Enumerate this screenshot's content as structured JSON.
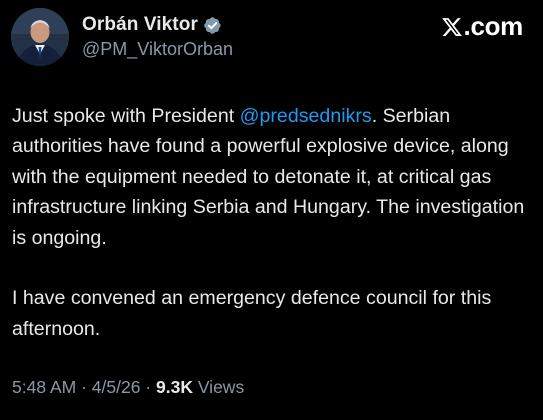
{
  "header": {
    "display_name": "Orbán Viktor",
    "handle": "@PM_ViktorOrban",
    "verified": true,
    "brand": ".com",
    "icons": [
      "avatar",
      "verified-badge-icon",
      "x-logo-icon"
    ]
  },
  "tweet": {
    "p1_before": "Just spoke with President ",
    "p1_mention": "@predsednikrs",
    "p1_after": ". Serbian authorities have found a powerful explosive device, along with the equipment needed to detonate it, at critical gas infrastructure linking Serbia and Hungary. The investigation is ongoing.",
    "p2": "I have convened an emergency defence council for this afternoon."
  },
  "meta": {
    "time": "5:48 AM",
    "separator": " · ",
    "date": "4/5/26",
    "views_count": "9.3K",
    "views_label": " Views"
  },
  "colors": {
    "background": "#000000",
    "text": "#e7e9ea",
    "secondary_text": "#8b98a5",
    "mention": "#1d9bf0",
    "verified_badge": "#829aab"
  }
}
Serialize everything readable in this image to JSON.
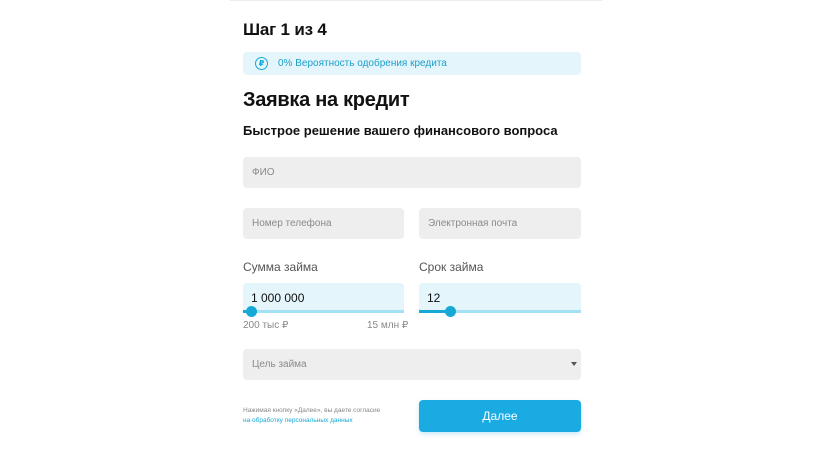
{
  "step": {
    "title": "Шаг 1 из 4"
  },
  "approval": {
    "icon": "ruble-icon",
    "icon_glyph": "₽",
    "text": "0% Вероятность одобрения кредита"
  },
  "form": {
    "title": "Заявка на кредит",
    "subtitle": "Быстрое решение вашего финансового вопроса"
  },
  "fields": {
    "fio": {
      "placeholder": "ФИО"
    },
    "phone": {
      "placeholder": "Номер телефона"
    },
    "email": {
      "placeholder": "Электронная почта"
    },
    "purpose": {
      "placeholder": "Цель займа",
      "icon": "chevron-down-icon"
    }
  },
  "amount": {
    "label": "Сумма займа",
    "value": "1 000 000",
    "min_label": "200 тыс ₽",
    "max_label": "15 млн ₽",
    "fraction": 0.05
  },
  "term": {
    "label": "Срок займа",
    "value": "12",
    "fraction": 0.19
  },
  "consent": {
    "text": "Нажимая кнопку «Далее», вы даете согласие",
    "link": "на обработку персональных данных"
  },
  "next_button": {
    "label": "Далее"
  },
  "colors": {
    "accent": "#1aabe3",
    "accent_light": "#e4f6fc",
    "field_bg": "#eeeeee"
  }
}
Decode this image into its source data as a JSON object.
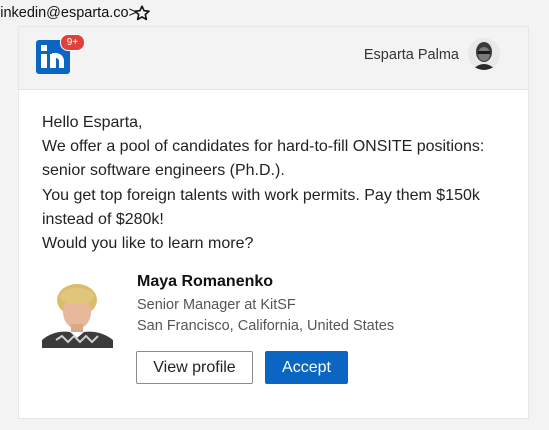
{
  "sender": {
    "address": "linkedin@esparta.co>",
    "star_icon": "star-icon"
  },
  "header": {
    "brand": "in",
    "notification_count": "9+",
    "user_name": "Esparta Palma"
  },
  "message": {
    "lines": [
      "Hello Esparta,",
      "We offer a pool of candidates for hard-to-fill ONSITE positions:",
      "senior software engineers (Ph.D.).",
      "You get top foreign talents with work permits. Pay them $150k",
      "instead of $280k!",
      "Would you like to learn more?"
    ]
  },
  "contact": {
    "name": "Maya Romanenko",
    "title": "Senior Manager at KitSF",
    "location": "San Francisco, California, United States"
  },
  "actions": {
    "view_profile": "View profile",
    "accept": "Accept"
  },
  "colors": {
    "brand": "#0a66c2",
    "badge": "#e2403a",
    "background": "#f3f3f3"
  }
}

» Set task:
Identify every line where the string "займа" appears.

» Solution:
      "placeholder": "Цель займа",
    "label": "Сумма займа",
    "label": "Срок займа",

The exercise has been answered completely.